Collected data entries:
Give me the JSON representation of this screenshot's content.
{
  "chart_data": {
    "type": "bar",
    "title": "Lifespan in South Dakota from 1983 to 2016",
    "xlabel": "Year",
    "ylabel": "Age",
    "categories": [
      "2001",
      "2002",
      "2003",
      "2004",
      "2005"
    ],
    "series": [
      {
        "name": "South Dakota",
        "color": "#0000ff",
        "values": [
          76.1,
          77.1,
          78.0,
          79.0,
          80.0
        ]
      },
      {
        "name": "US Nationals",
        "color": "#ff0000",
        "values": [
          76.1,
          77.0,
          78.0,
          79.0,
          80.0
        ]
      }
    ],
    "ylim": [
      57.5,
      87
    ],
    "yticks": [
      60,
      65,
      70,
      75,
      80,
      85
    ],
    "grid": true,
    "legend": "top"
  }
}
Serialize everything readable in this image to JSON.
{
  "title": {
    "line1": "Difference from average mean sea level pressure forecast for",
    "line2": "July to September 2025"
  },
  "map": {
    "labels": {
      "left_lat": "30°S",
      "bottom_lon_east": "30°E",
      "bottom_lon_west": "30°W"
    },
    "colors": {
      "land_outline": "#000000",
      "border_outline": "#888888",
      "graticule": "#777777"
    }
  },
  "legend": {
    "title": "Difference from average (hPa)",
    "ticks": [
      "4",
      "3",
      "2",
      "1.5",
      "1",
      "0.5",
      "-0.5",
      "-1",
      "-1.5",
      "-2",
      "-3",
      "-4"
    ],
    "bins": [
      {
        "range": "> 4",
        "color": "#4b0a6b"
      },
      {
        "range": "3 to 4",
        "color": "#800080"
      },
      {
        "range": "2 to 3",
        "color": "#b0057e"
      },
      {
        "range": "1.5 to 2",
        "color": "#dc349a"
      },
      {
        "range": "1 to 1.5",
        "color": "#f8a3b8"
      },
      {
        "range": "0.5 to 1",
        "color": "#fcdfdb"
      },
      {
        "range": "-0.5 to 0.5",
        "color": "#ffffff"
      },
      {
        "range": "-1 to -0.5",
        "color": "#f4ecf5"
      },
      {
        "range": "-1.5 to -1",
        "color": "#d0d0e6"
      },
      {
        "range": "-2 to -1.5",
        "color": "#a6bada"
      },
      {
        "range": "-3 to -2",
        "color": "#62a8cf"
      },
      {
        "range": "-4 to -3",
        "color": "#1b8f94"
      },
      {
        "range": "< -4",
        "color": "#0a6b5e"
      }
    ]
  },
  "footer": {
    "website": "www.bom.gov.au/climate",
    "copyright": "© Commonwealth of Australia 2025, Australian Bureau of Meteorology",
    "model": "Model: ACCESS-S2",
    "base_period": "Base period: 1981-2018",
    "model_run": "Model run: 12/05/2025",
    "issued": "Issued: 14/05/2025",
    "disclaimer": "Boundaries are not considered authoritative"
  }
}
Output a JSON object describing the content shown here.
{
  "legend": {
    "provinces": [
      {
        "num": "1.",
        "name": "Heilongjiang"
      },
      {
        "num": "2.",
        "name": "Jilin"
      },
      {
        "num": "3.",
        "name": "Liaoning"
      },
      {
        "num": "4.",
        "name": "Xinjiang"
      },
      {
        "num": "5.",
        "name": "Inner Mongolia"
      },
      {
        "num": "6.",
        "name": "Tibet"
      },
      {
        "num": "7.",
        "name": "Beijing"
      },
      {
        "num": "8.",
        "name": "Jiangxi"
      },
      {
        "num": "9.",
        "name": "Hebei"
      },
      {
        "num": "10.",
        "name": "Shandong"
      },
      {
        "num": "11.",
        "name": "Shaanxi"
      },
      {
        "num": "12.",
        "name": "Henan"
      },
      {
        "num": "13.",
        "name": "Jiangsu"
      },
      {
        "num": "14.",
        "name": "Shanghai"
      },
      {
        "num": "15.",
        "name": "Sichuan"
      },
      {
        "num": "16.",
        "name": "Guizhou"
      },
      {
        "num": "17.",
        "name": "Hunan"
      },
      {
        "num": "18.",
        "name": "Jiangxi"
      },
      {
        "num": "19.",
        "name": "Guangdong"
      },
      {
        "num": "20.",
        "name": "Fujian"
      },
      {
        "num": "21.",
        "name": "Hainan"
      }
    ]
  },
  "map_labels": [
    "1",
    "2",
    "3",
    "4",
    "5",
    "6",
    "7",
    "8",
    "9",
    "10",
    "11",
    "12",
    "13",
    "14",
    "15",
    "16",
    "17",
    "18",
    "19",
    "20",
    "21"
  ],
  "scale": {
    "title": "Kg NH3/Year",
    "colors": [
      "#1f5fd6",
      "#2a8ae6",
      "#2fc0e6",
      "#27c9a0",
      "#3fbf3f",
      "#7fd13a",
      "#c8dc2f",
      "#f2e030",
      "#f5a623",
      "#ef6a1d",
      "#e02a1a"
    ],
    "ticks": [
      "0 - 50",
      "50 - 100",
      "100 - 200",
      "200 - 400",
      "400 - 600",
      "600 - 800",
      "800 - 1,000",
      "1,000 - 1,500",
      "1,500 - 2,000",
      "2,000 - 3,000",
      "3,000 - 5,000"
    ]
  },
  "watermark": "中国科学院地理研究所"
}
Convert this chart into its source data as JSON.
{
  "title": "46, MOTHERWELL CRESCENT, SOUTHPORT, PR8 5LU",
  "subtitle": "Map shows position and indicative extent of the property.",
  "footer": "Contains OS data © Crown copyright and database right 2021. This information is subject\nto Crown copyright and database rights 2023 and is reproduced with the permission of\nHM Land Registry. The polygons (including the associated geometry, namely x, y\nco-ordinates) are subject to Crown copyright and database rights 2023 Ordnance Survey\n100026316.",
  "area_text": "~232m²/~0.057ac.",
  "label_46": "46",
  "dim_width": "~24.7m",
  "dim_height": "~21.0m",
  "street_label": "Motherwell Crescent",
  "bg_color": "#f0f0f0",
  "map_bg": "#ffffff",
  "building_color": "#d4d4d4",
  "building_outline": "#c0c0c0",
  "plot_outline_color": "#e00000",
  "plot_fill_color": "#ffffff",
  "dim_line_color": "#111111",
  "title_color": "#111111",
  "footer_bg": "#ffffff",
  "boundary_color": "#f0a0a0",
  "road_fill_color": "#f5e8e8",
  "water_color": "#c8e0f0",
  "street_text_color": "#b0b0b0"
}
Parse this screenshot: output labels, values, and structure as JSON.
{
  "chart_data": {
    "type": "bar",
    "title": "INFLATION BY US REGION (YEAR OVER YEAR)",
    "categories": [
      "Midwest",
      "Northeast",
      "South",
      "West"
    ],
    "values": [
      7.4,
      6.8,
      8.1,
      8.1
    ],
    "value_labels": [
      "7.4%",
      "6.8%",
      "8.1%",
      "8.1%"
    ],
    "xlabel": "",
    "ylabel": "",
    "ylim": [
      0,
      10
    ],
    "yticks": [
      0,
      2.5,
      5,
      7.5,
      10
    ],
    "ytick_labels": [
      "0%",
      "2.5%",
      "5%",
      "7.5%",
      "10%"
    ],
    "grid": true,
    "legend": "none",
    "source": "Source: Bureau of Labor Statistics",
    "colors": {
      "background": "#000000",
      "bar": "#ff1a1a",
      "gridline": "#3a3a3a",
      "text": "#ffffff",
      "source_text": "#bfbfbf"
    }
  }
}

- [Work required]
Without changing a word, restate the whole listing.

- [Correct answer]
Give me the JSON representation of this screenshot's content.
{
  "chart_data": {
    "type": "bar",
    "title": "Lifespan in South Dakota from 1983 to 2016",
    "xlabel": "Year",
    "ylabel": "Age",
    "categories": [
      "2001",
      "2002",
      "2003",
      "2004",
      "2005"
    ],
    "series": [
      {
        "name": "South Dakota",
        "color": "#0000ff",
        "values": [
          76.1,
          77.1,
          78.0,
          79.0,
          80.0
        ]
      },
      {
        "name": "US Nationals",
        "color": "#ff0000",
        "values": [
          76.1,
          77.0,
          78.0,
          79.0,
          80.0
        ]
      }
    ],
    "ylim": [
      57.5,
      87
    ],
    "yticks": [
      60,
      65,
      70,
      75,
      80,
      85
    ],
    "grid": true,
    "legend": "top"
  }
}
Serialize everything readable in this image to JSON.
{
  "title": {
    "line1": "Difference from average mean sea level pressure forecast for",
    "line2": "July to September 2025"
  },
  "map": {
    "labels": {
      "left_lat": "30°S",
      "bottom_lon_east": "30°E",
      "bottom_lon_west": "30°W"
    },
    "colors": {
      "land_outline": "#000000",
      "border_outline": "#888888",
      "graticule": "#777777"
    }
  },
  "legend": {
    "title": "Difference from average (hPa)",
    "ticks": [
      "4",
      "3",
      "2",
      "1.5",
      "1",
      "0.5",
      "-0.5",
      "-1",
      "-1.5",
      "-2",
      "-3",
      "-4"
    ],
    "bins": [
      {
        "range": "> 4",
        "color": "#4b0a6b"
      },
      {
        "range": "3 to 4",
        "color": "#800080"
      },
      {
        "range": "2 to 3",
        "color": "#b0057e"
      },
      {
        "range": "1.5 to 2",
        "color": "#dc349a"
      },
      {
        "range": "1 to 1.5",
        "color": "#f8a3b8"
      },
      {
        "range": "0.5 to 1",
        "color": "#fcdfdb"
      },
      {
        "range": "-0.5 to 0.5",
        "color": "#ffffff"
      },
      {
        "range": "-1 to -0.5",
        "color": "#f4ecf5"
      },
      {
        "range": "-1.5 to -1",
        "color": "#d0d0e6"
      },
      {
        "range": "-2 to -1.5",
        "color": "#a6bada"
      },
      {
        "range": "-3 to -2",
        "color": "#62a8cf"
      },
      {
        "range": "-4 to -3",
        "color": "#1b8f94"
      },
      {
        "range": "< -4",
        "color": "#0a6b5e"
      }
    ]
  },
  "footer": {
    "website": "www.bom.gov.au/climate",
    "copyright": "© Commonwealth of Australia 2025, Australian Bureau of Meteorology",
    "model": "Model: ACCESS-S2",
    "base_period": "Base period: 1981-2018",
    "model_run": "Model run: 12/05/2025",
    "issued": "Issued: 14/05/2025",
    "disclaimer": "Boundaries are not considered authoritative"
  }
}
Output a JSON object describing the content shown here.
{
  "legend": {
    "provinces": [
      {
        "num": "1.",
        "name": "Heilongjiang"
      },
      {
        "num": "2.",
        "name": "Jilin"
      },
      {
        "num": "3.",
        "name": "Liaoning"
      },
      {
        "num": "4.",
        "name": "Xinjiang"
      },
      {
        "num": "5.",
        "name": "Inner Mongolia"
      },
      {
        "num": "6.",
        "name": "Tibet"
      },
      {
        "num": "7.",
        "name": "Beijing"
      },
      {
        "num": "8.",
        "name": "Jiangxi"
      },
      {
        "num": "9.",
        "name": "Hebei"
      },
      {
        "num": "10.",
        "name": "Shandong"
      },
      {
        "num": "11.",
        "name": "Shaanxi"
      },
      {
        "num": "12.",
        "name": "Henan"
      },
      {
        "num": "13.",
        "name": "Jiangsu"
      },
      {
        "num": "14.",
        "name": "Shanghai"
      },
      {
        "num": "15.",
        "name": "Sichuan"
      },
      {
        "num": "16.",
        "name": "Guizhou"
      },
      {
        "num": "17.",
        "name": "Hunan"
      },
      {
        "num": "18.",
        "name": "Jiangxi"
      },
      {
        "num": "19.",
        "name": "Guangdong"
      },
      {
        "num": "20.",
        "name": "Fujian"
      },
      {
        "num": "21.",
        "name": "Hainan"
      }
    ]
  },
  "map_labels": [
    "1",
    "2",
    "3",
    "4",
    "5",
    "6",
    "7",
    "8",
    "9",
    "10",
    "11",
    "12",
    "13",
    "14",
    "15",
    "16",
    "17",
    "18",
    "19",
    "20",
    "21"
  ],
  "scale": {
    "title": "Kg NH3/Year",
    "colors": [
      "#1f5fd6",
      "#2a8ae6",
      "#2fc0e6",
      "#27c9a0",
      "#3fbf3f",
      "#7fd13a",
      "#c8dc2f",
      "#f2e030",
      "#f5a623",
      "#ef6a1d",
      "#e02a1a"
    ],
    "ticks": [
      "0 - 50",
      "50 - 100",
      "100 - 200",
      "200 - 400",
      "400 - 600",
      "600 - 800",
      "800 - 1,000",
      "1,000 - 1,500",
      "1,500 - 2,000",
      "2,000 - 3,000",
      "3,000 - 5,000"
    ]
  },
  "watermark": "中国科学院地理研究所"
}
Convert this chart into its source data as JSON.
{
  "title": "46, MOTHERWELL CRESCENT, SOUTHPORT, PR8 5LU",
  "subtitle": "Map shows position and indicative extent of the property.",
  "footer": "Contains OS data © Crown copyright and database right 2021. This information is subject\nto Crown copyright and database rights 2023 and is reproduced with the permission of\nHM Land Registry. The polygons (including the associated geometry, namely x, y\nco-ordinates) are subject to Crown copyright and database rights 2023 Ordnance Survey\n100026316.",
  "area_text": "~232m²/~0.057ac.",
  "label_46": "46",
  "dim_width": "~24.7m",
  "dim_height": "~21.0m",
  "street_label": "Motherwell Crescent",
  "bg_color": "#f0f0f0",
  "map_bg": "#ffffff",
  "building_color": "#d4d4d4",
  "building_outline": "#c0c0c0",
  "plot_outline_color": "#e00000",
  "plot_fill_color": "#ffffff",
  "dim_line_color": "#111111",
  "title_color": "#111111",
  "footer_bg": "#ffffff",
  "boundary_color": "#f0a0a0",
  "road_fill_color": "#f5e8e8",
  "water_color": "#c8e0f0",
  "street_text_color": "#b0b0b0"
}
Parse this screenshot: output labels, values, and structure as JSON.
{
  "chart_data": {
    "type": "bar",
    "title": "INFLATION BY US REGION (YEAR OVER YEAR)",
    "categories": [
      "Midwest",
      "Northeast",
      "South",
      "West"
    ],
    "values": [
      7.4,
      6.8,
      8.1,
      8.1
    ],
    "value_labels": [
      "7.4%",
      "6.8%",
      "8.1%",
      "8.1%"
    ],
    "xlabel": "",
    "ylabel": "",
    "ylim": [
      0,
      10
    ],
    "yticks": [
      0,
      2.5,
      5,
      7.5,
      10
    ],
    "ytick_labels": [
      "0%",
      "2.5%",
      "5%",
      "7.5%",
      "10%"
    ],
    "grid": true,
    "legend": "none",
    "source": "Source: Bureau of Labor Statistics",
    "colors": {
      "background": "#000000",
      "bar": "#ff1a1a",
      "gridline": "#3a3a3a",
      "text": "#ffffff",
      "source_text": "#bfbfbf"
    }
  }
}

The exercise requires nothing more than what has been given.